◆ Exercise directions
Copy each line of the entries that contains the word "стойкая".

Dataset records
+---+

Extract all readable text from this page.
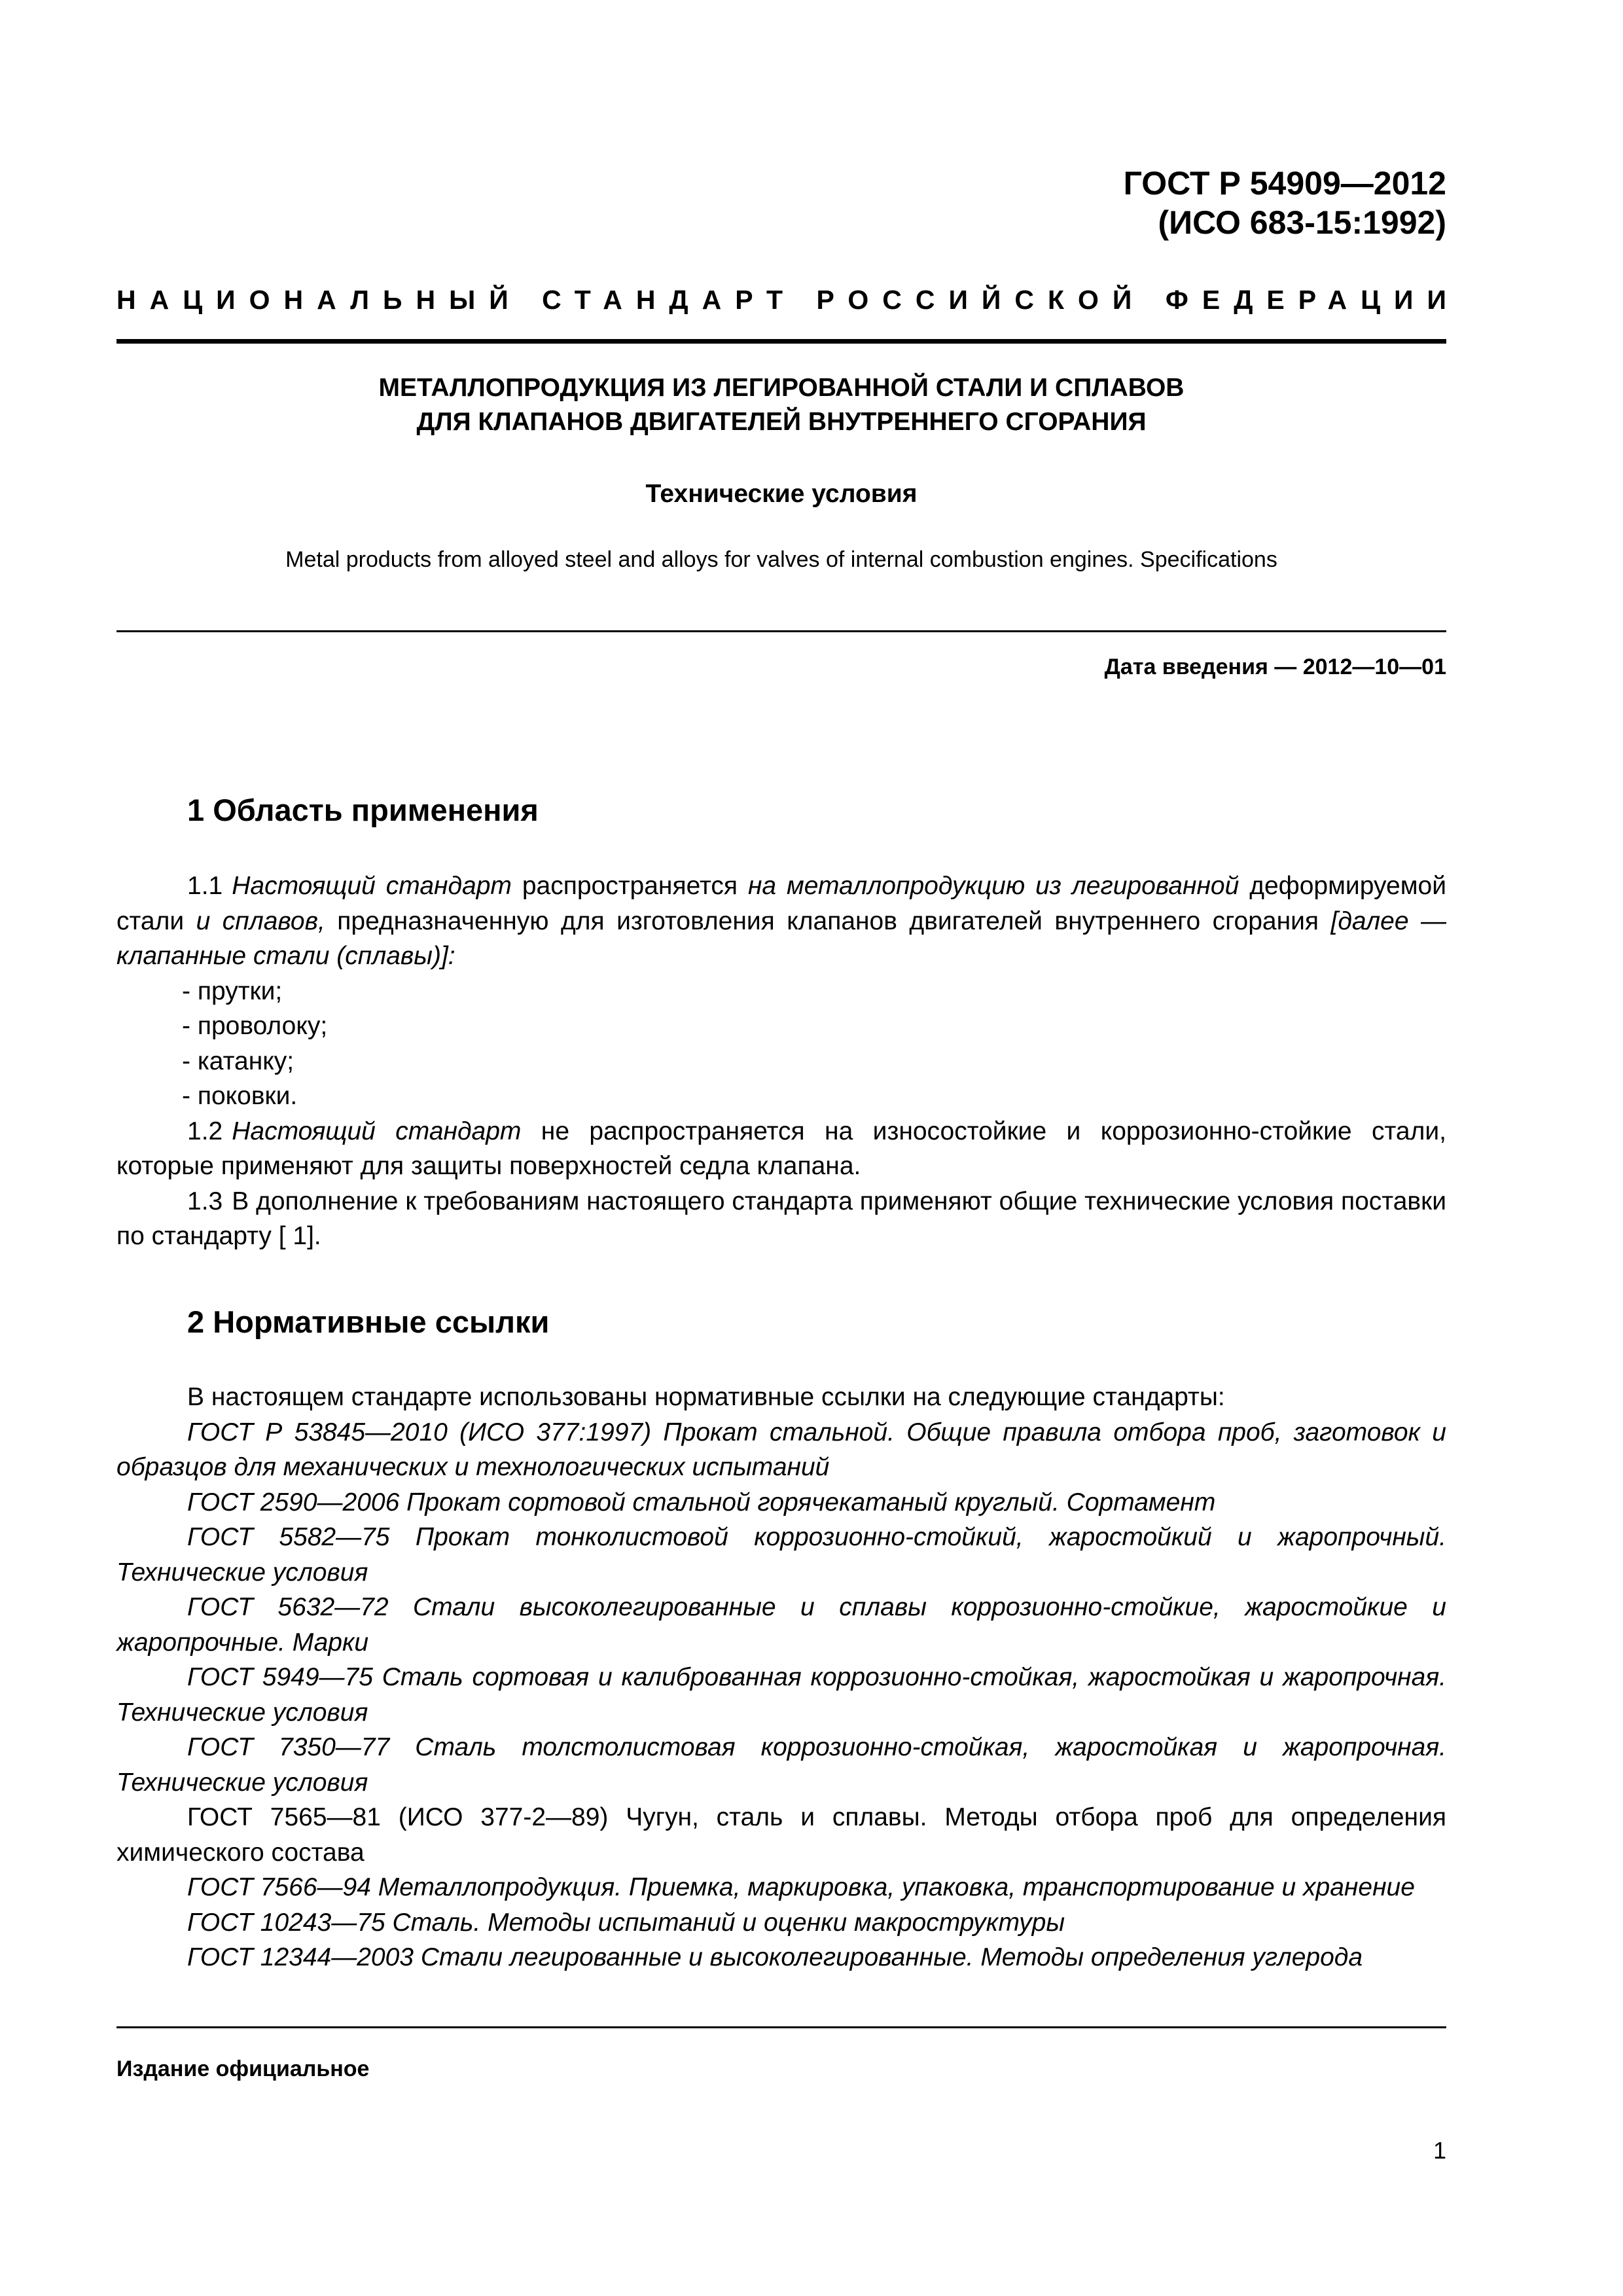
ГОСТ Р 54909—2012
(ИСО 683-15:1992)
НАЦИОНАЛЬНЫЙ СТАНДАРТ РОССИЙСКОЙ ФЕДЕРАЦИИ
МЕТАЛЛОПРОДУКЦИЯ ИЗ ЛЕГИРОВАННОЙ СТАЛИ И СПЛАВОВ
ДЛЯ КЛАПАНОВ ДВИГАТЕЛЕЙ ВНУТРЕННЕГО СГОРАНИЯ
Технические условия
Metal products from alloyed steel and alloys for valves of internal combustion engines. Specifications
Дата введения — 2012—10—01
1 Область применения

1.1 Настоящий стандарт распространяется на металлопродукцию из легированной деформируемой стали и сплавов, предназначенную для изготовления клапанов двигателей внутреннего сгорания [далее — клапанные стали (сплавы)]:

- прутки;

- проволоку;

- катанку;

- поковки.

1.2 Настоящий стандарт не распространяется на износостойкие и коррозионно-стойкие стали, которые применяют для защиты поверхностей седла клапана.

1.3 В дополнение к требованиям настоящего стандарта применяют общие технические условия поставки по стандарту [ 1].

2 Нормативные ссылки

В настоящем стандарте использованы нормативные ссылки на следующие стандарты:

ГОСТ Р 53845—2010 (ИСО 377:1997) Прокат стальной. Общие правила отбора проб, заготовок и образцов для механических и технологических испытаний

ГОСТ 2590—2006 Прокат сортовой стальной горячекатаный круглый. Сортамент

ГОСТ 5582—75 Прокат тонколистовой коррозионно-стойкий, жаростойкий и жаропрочный. Технические условия

ГОСТ 5632—72 Стали высоколегированные и сплавы коррозионно-стойкие, жаростойкие и жаропрочные. Марки

ГОСТ 5949—75 Сталь сортовая и калиброванная коррозионно-стойкая, жаростойкая и жаропрочная. Технические условия

ГОСТ 7350—77 Сталь толстолистовая коррозионно-стойкая, жаростойкая и жаропрочная. Технические условия

ГОСТ 7565—81 (ИСО 377-2—89) Чугун, сталь и сплавы. Методы отбора проб для определения химического состава

ГОСТ 7566—94 Металлопродукция. Приемка, маркировка, упаковка, транспортирование и хранение

ГОСТ 10243—75 Сталь. Методы испытаний и оценки макроструктуры

ГОСТ 12344—2003 Стали легированные и высоколегированные. Методы определения углерода

Издание официальное
1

+---+

◆ Response for this exercise
ГОСТ 5949—75 Сталь сортовая и калиброванная коррозионно-стойкая, жаростойкая и жаропрочная. Технические условия
ГОСТ 7350—77 Сталь толстолистовая коррозионно-стойкая, жаростойкая и жаропрочная. Технические условия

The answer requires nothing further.